PROBLEM - Which lines hold the word "盛世龙城"? Show each of them.

PROVIDED MATERIAL -
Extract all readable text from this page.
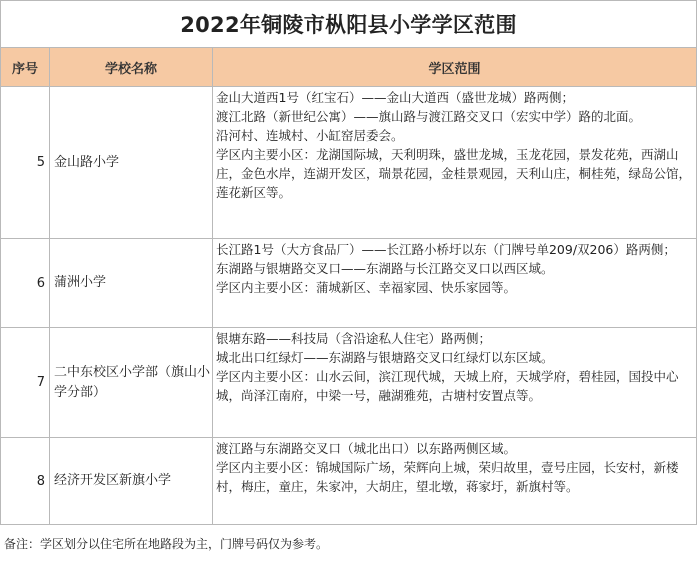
2022年铜陵市枞阳县小学学区范围		
序号	学校名称	学区范围
5	金山路小学	金山大道西1号（红宝石）——金山大道西（盛世龙城）路两侧；
渡江北路（新世纪公寓）——旗山路与渡江路交叉口（宏实中学）路的北面。
沿河村、连城村、小缸窑居委会。
学区内主要小区：龙湖国际城，天利明珠，盛世龙城，玉龙花园，景发花苑，西湖山庄，金色水岸，连湖开发区，瑞景花园，金桂景观园，天利山庄，桐桂苑，绿岛公馆，莲花新区等。

6	蒲洲小学	长江路1号（大方食品厂）——长江路小桥圩以东（门牌号单209/双206）路两侧；
东湖路与银塘路交叉口——东湖路与长江路交叉口以西区域。
学区内主要小区：蒲城新区、幸福家园、快乐家园等。

7	二中东校区小学部（旗山小学分部）	银塘东路——科技局（含沿途私人住宅）路两侧；
城北出口红绿灯——东湖路与银塘路交叉口红绿灯以东区域。
学区内主要小区：山水云间，滨江现代城，天城上府，天城学府，碧桂园，国投中心城，尚泽江南府，中梁一号，融湖雅苑，古塘村安置点等。

8	经济开发区新旗小学	渡江路与东湖路交叉口（城北出口）以东路两侧区域。
学区内主要小区：锦城国际广场，荣辉向上城，荣归故里，壹号庄园，长安村，新楼村，梅庄，童庄，朱家冲，大胡庄，望北墩，蒋家圩，新旗村等。
备注：学区划分以住宅所在地路段为主，门牌号码仅为参考。
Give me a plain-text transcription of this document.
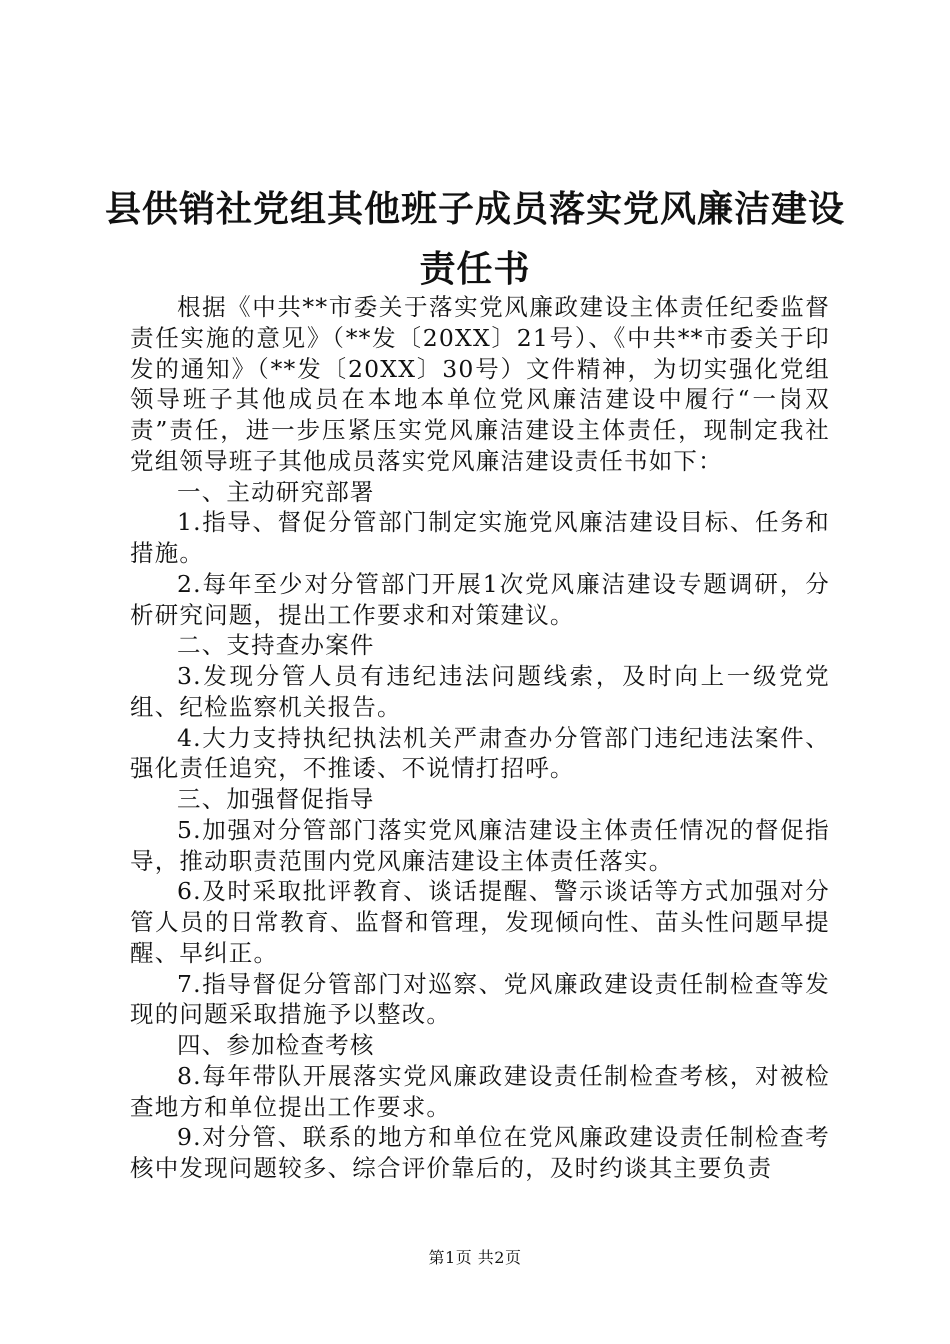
县供销社党组其他班子成员落实党风廉洁建设
责任书

根据《中共**市委关于落实党风廉政建设主体责任纪委监督责任实施的意见》（**发〔20XX〕21号）、《中共**市委关于印发的通知》（**发〔20XX〕30号）文件精神，为切实强化党组领导班子其他成员在本地本单位党风廉洁建设中履行“一岗双责”责任，进一步压紧压实党风廉洁建设主体责任，现制定我社党组领导班子其他成员落实党风廉洁建设责任书如下：

一、主动研究部署

1.指导、督促分管部门制定实施党风廉洁建设目标、任务和措施。

2.每年至少对分管部门开展1次党风廉洁建设专题调研，分析研究问题，提出工作要求和对策建议。

二、支持查办案件

3.发现分管人员有违纪违法问题线索，及时向上一级党党组、纪检监察机关报告。

4.大力支持执纪执法机关严肃查办分管部门违纪违法案件、强化责任追究，不推诿、不说情打招呼。

三、加强督促指导

5.加强对分管部门落实党风廉洁建设主体责任情况的督促指导，推动职责范围内党风廉洁建设主体责任落实。

6.及时采取批评教育、谈话提醒、警示谈话等方式加强对分管人员的日常教育、监督和管理，发现倾向性、苗头性问题早提醒、早纠正。

7.指导督促分管部门对巡察、党风廉政建设责任制检查等发现的问题采取措施予以整改。

四、参加检查考核

8.每年带队开展落实党风廉政建设责任制检查考核，对被检查地方和单位提出工作要求。

9.对分管、联系的地方和单位在党风廉政建设责任制检查考核中发现问题较多、综合评价靠后的，及时约谈其主要负责

第1页 共2页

WRITTEN RESPONSE -
5	金山路小学	金山大道西1号（红宝石）——金山大道西（盛世龙城）路两侧；
学区内主要小区：龙湖国际城，天利明珠，盛世龙城，玉龙花园，景发花苑，西湖山庄，金色水岸，连湖开发区，瑞景花园，金桂景观园，天利山庄，桐桂苑，绿岛公馆，莲花新区等。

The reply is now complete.